> **PROBLEM TO SOLVE**
Copy all lines in which the word "bytes" can be found.

(Dataset items)
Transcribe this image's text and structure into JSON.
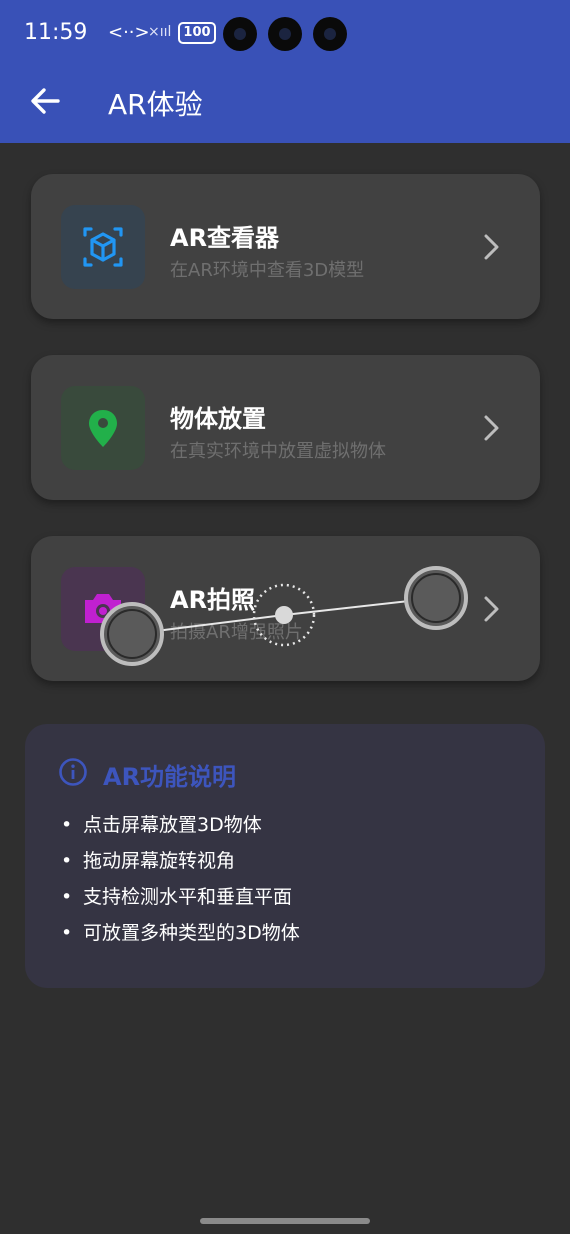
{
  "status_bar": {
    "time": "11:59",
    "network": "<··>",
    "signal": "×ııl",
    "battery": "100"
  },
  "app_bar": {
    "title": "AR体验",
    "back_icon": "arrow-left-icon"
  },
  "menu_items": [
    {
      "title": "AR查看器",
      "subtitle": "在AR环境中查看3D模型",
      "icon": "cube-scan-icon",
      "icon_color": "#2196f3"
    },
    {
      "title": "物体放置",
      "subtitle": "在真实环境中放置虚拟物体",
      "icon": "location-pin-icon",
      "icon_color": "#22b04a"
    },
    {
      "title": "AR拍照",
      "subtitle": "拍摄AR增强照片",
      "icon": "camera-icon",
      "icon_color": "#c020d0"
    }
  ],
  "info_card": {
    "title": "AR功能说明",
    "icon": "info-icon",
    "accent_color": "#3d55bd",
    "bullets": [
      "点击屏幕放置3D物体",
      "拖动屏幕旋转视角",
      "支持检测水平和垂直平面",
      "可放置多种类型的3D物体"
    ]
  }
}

---

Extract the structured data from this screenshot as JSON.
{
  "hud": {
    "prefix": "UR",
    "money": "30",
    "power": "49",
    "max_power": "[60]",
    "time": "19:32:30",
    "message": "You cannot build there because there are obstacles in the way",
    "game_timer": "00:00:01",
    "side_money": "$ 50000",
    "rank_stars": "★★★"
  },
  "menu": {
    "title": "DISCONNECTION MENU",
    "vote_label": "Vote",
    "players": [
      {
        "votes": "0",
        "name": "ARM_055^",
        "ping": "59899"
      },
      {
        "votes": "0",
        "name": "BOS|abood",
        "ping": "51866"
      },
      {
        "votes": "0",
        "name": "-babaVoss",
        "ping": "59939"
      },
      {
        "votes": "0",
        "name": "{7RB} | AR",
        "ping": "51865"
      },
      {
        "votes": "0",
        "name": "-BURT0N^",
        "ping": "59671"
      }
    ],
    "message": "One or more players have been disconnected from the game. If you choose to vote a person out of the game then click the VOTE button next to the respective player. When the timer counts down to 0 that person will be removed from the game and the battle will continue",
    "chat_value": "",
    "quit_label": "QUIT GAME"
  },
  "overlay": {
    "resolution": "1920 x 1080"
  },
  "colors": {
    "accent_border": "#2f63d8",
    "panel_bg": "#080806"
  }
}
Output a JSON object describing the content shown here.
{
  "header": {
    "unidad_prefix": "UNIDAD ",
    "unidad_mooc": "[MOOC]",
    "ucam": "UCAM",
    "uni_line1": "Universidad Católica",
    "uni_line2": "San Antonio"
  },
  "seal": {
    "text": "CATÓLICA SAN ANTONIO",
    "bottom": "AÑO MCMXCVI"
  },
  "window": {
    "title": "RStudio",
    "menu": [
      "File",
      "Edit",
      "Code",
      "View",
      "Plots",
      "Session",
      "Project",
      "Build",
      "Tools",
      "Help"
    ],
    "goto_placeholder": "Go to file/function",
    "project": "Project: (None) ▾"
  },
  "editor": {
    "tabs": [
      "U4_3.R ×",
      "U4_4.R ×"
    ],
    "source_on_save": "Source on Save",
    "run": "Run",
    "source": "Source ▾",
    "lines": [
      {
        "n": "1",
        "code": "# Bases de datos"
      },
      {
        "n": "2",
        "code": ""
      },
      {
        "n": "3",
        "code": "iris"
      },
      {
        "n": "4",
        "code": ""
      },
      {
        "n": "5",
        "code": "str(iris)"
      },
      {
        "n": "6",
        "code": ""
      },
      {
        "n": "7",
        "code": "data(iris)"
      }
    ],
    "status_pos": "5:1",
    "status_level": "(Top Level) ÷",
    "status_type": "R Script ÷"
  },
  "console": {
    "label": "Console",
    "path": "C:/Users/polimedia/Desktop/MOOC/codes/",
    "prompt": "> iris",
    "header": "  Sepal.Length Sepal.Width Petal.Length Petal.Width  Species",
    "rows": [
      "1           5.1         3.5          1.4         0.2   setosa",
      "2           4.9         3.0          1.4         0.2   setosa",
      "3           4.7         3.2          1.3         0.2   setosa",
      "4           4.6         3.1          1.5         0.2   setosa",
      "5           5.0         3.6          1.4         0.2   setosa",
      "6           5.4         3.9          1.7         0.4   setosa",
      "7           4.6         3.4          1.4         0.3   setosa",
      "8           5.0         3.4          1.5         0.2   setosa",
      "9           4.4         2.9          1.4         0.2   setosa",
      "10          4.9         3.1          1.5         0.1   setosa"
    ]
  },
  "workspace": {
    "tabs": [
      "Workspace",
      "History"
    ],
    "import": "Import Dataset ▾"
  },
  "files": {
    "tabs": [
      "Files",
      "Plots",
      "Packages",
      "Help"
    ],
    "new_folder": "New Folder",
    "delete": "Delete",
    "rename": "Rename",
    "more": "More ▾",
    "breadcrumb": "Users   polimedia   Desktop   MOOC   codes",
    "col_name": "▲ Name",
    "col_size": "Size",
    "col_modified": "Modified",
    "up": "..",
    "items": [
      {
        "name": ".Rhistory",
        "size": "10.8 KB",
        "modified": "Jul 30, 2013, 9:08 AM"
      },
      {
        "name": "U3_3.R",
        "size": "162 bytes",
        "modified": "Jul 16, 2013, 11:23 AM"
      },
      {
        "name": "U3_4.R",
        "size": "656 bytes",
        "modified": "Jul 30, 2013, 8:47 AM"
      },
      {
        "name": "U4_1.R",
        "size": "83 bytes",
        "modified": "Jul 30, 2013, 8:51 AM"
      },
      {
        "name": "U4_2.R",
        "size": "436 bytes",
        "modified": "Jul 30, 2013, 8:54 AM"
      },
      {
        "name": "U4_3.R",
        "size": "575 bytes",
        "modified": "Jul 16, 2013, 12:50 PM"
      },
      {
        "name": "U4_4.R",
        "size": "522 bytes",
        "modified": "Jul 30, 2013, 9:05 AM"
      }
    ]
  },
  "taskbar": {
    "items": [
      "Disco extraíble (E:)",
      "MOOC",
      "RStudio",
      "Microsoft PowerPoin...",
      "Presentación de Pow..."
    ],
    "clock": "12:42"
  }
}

> **EXERCISE SOLUTION**
        "size": "162 bytes",
        "size": "656 bytes",
        "size": "83 bytes",
        "size": "436 bytes",
        "size": "575 bytes",
        "size": "522 bytes",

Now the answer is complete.